**TASK DETAILS**:
Repeat, exactly and completely, the entries shown underneath.

Extracts from a graphics dataset:
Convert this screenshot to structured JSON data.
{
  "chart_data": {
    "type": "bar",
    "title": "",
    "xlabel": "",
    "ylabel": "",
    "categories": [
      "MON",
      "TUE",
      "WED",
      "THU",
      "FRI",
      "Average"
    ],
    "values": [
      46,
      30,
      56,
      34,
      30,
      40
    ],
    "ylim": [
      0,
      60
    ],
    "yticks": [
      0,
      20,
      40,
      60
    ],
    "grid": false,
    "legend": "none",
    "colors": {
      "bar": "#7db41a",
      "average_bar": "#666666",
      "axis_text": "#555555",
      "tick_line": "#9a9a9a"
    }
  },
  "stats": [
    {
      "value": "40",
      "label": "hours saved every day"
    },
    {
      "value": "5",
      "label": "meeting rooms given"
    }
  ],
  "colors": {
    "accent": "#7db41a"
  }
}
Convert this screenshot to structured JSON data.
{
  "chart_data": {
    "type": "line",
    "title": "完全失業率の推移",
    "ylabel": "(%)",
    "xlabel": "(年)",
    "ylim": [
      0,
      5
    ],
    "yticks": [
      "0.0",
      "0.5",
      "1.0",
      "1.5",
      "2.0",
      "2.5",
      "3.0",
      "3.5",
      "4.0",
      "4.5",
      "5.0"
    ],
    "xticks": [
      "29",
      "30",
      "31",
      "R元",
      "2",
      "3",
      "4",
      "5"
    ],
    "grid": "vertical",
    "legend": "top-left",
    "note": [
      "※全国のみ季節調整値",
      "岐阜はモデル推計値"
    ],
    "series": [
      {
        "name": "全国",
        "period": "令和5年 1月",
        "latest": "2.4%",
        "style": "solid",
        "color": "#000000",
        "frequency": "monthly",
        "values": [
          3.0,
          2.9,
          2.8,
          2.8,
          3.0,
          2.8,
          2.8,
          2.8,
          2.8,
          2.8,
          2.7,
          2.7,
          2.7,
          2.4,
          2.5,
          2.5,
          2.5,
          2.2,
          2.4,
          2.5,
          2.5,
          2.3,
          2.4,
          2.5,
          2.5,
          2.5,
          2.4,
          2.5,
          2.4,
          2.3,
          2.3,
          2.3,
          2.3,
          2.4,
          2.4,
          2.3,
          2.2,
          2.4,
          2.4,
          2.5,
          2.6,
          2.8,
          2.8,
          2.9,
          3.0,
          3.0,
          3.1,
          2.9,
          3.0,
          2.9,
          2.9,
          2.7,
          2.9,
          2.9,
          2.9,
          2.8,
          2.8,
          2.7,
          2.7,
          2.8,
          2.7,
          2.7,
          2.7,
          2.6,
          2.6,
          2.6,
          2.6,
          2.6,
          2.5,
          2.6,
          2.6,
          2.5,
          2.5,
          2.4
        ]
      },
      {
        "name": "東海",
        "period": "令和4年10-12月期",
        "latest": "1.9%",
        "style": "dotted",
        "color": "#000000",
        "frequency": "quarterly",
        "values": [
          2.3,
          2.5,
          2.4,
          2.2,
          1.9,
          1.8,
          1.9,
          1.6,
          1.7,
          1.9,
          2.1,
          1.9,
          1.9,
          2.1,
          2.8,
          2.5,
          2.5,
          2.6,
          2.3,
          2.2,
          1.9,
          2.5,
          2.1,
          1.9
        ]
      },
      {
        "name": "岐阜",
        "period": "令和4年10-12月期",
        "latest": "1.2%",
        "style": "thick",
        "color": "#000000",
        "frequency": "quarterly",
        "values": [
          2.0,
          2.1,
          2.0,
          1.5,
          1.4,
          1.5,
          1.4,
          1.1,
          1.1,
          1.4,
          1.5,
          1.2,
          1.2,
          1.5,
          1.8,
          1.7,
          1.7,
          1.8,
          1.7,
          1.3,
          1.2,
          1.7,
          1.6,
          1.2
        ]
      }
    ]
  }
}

**TASK RESPONSE**:
Convert this screenshot to structured JSON data.
{
  "chart_data": {
    "type": "bar",
    "title": "",
    "xlabel": "",
    "ylabel": "",
    "categories": [
      "MON",
      "TUE",
      "WED",
      "THU",
      "FRI",
      "Average"
    ],
    "values": [
      46,
      30,
      56,
      34,
      30,
      40
    ],
    "ylim": [
      0,
      60
    ],
    "yticks": [
      0,
      20,
      40,
      60
    ],
    "grid": false,
    "legend": "none",
    "colors": {
      "bar": "#7db41a",
      "average_bar": "#666666",
      "axis_text": "#555555",
      "tick_line": "#9a9a9a"
    }
  },
  "stats": [
    {
      "value": "40",
      "label": "hours saved every day"
    },
    {
      "value": "5",
      "label": "meeting rooms given"
    }
  ],
  "colors": {
    "accent": "#7db41a"
  }
}
Convert this screenshot to structured JSON data.
{
  "chart_data": {
    "type": "line",
    "title": "完全失業率の推移",
    "ylabel": "(%)",
    "xlabel": "(年)",
    "ylim": [
      0,
      5
    ],
    "yticks": [
      "0.0",
      "0.5",
      "1.0",
      "1.5",
      "2.0",
      "2.5",
      "3.0",
      "3.5",
      "4.0",
      "4.5",
      "5.0"
    ],
    "xticks": [
      "29",
      "30",
      "31",
      "R元",
      "2",
      "3",
      "4",
      "5"
    ],
    "grid": "vertical",
    "legend": "top-left",
    "note": [
      "※全国のみ季節調整値",
      "岐阜はモデル推計値"
    ],
    "series": [
      {
        "name": "全国",
        "period": "令和5年 1月",
        "latest": "2.4%",
        "style": "solid",
        "color": "#000000",
        "frequency": "monthly",
        "values": [
          3.0,
          2.9,
          2.8,
          2.8,
          3.0,
          2.8,
          2.8,
          2.8,
          2.8,
          2.8,
          2.7,
          2.7,
          2.7,
          2.4,
          2.5,
          2.5,
          2.5,
          2.2,
          2.4,
          2.5,
          2.5,
          2.3,
          2.4,
          2.5,
          2.5,
          2.5,
          2.4,
          2.5,
          2.4,
          2.3,
          2.3,
          2.3,
          2.3,
          2.4,
          2.4,
          2.3,
          2.2,
          2.4,
          2.4,
          2.5,
          2.6,
          2.8,
          2.8,
          2.9,
          3.0,
          3.0,
          3.1,
          2.9,
          3.0,
          2.9,
          2.9,
          2.7,
          2.9,
          2.9,
          2.9,
          2.8,
          2.8,
          2.7,
          2.7,
          2.8,
          2.7,
          2.7,
          2.7,
          2.6,
          2.6,
          2.6,
          2.6,
          2.6,
          2.5,
          2.6,
          2.6,
          2.5,
          2.5,
          2.4
        ]
      },
      {
        "name": "東海",
        "period": "令和4年10-12月期",
        "latest": "1.9%",
        "style": "dotted",
        "color": "#000000",
        "frequency": "quarterly",
        "values": [
          2.3,
          2.5,
          2.4,
          2.2,
          1.9,
          1.8,
          1.9,
          1.6,
          1.7,
          1.9,
          2.1,
          1.9,
          1.9,
          2.1,
          2.8,
          2.5,
          2.5,
          2.6,
          2.3,
          2.2,
          1.9,
          2.5,
          2.1,
          1.9
        ]
      },
      {
        "name": "岐阜",
        "period": "令和4年10-12月期",
        "latest": "1.2%",
        "style": "thick",
        "color": "#000000",
        "frequency": "quarterly",
        "values": [
          2.0,
          2.1,
          2.0,
          1.5,
          1.4,
          1.5,
          1.4,
          1.1,
          1.1,
          1.4,
          1.5,
          1.2,
          1.2,
          1.5,
          1.8,
          1.7,
          1.7,
          1.8,
          1.7,
          1.3,
          1.2,
          1.7,
          1.6,
          1.2
        ]
      }
    ]
  }
}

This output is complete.